* **DATA FOR THE TASK**:
● ● ● ● ●
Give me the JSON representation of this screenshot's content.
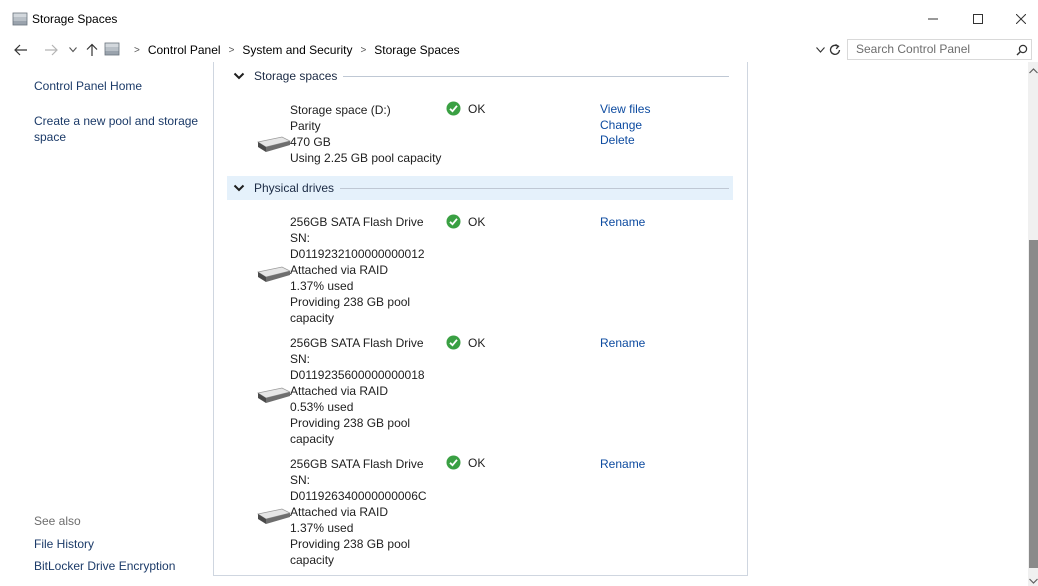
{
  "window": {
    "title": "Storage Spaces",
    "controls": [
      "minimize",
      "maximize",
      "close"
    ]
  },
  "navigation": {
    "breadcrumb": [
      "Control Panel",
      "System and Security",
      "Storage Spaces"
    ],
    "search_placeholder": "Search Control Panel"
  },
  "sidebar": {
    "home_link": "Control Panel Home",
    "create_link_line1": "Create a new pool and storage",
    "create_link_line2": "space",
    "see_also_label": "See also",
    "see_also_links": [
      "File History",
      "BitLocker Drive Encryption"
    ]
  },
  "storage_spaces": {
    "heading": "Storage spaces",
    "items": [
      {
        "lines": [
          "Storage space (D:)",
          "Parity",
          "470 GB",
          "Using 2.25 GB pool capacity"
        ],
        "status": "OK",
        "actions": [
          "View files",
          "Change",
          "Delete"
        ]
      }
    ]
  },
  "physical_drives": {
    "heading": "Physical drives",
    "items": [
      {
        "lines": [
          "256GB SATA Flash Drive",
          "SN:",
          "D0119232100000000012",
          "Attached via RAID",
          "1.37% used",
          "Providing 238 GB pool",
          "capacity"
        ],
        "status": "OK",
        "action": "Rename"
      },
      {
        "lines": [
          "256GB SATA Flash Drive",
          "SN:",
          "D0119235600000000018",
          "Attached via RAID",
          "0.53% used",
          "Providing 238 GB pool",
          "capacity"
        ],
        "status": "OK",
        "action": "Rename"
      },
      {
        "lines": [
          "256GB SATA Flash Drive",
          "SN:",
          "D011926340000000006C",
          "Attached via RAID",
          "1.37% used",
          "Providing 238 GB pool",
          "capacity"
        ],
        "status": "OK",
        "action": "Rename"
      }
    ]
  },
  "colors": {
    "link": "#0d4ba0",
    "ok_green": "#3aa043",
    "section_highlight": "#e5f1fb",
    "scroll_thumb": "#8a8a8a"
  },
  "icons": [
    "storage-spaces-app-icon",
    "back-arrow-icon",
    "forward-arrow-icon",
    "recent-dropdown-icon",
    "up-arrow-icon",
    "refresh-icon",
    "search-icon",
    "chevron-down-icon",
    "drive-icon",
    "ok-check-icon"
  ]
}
● ● ● ● ●
* **GOAL**:
Reproduce all the records verbatim, excluding images.

* **REPLY**:
Give me the JSON representation of this screenshot's content.
{
  "window": {
    "title": "Storage Spaces",
    "controls": [
      "minimize",
      "maximize",
      "close"
    ]
  },
  "navigation": {
    "breadcrumb": [
      "Control Panel",
      "System and Security",
      "Storage Spaces"
    ],
    "search_placeholder": "Search Control Panel"
  },
  "sidebar": {
    "home_link": "Control Panel Home",
    "create_link_line1": "Create a new pool and storage",
    "create_link_line2": "space",
    "see_also_label": "See also",
    "see_also_links": [
      "File History",
      "BitLocker Drive Encryption"
    ]
  },
  "storage_spaces": {
    "heading": "Storage spaces",
    "items": [
      {
        "lines": [
          "Storage space (D:)",
          "Parity",
          "470 GB",
          "Using 2.25 GB pool capacity"
        ],
        "status": "OK",
        "actions": [
          "View files",
          "Change",
          "Delete"
        ]
      }
    ]
  },
  "physical_drives": {
    "heading": "Physical drives",
    "items": [
      {
        "lines": [
          "256GB SATA Flash Drive",
          "SN:",
          "D0119232100000000012",
          "Attached via RAID",
          "1.37% used",
          "Providing 238 GB pool",
          "capacity"
        ],
        "status": "OK",
        "action": "Rename"
      },
      {
        "lines": [
          "256GB SATA Flash Drive",
          "SN:",
          "D0119235600000000018",
          "Attached via RAID",
          "0.53% used",
          "Providing 238 GB pool",
          "capacity"
        ],
        "status": "OK",
        "action": "Rename"
      },
      {
        "lines": [
          "256GB SATA Flash Drive",
          "SN:",
          "D011926340000000006C",
          "Attached via RAID",
          "1.37% used",
          "Providing 238 GB pool",
          "capacity"
        ],
        "status": "OK",
        "action": "Rename"
      }
    ]
  },
  "colors": {
    "link": "#0d4ba0",
    "ok_green": "#3aa043",
    "section_highlight": "#e5f1fb",
    "scroll_thumb": "#8a8a8a"
  },
  "icons": [
    "storage-spaces-app-icon",
    "back-arrow-icon",
    "forward-arrow-icon",
    "recent-dropdown-icon",
    "up-arrow-icon",
    "refresh-icon",
    "search-icon",
    "chevron-down-icon",
    "drive-icon",
    "ok-check-icon"
  ]
}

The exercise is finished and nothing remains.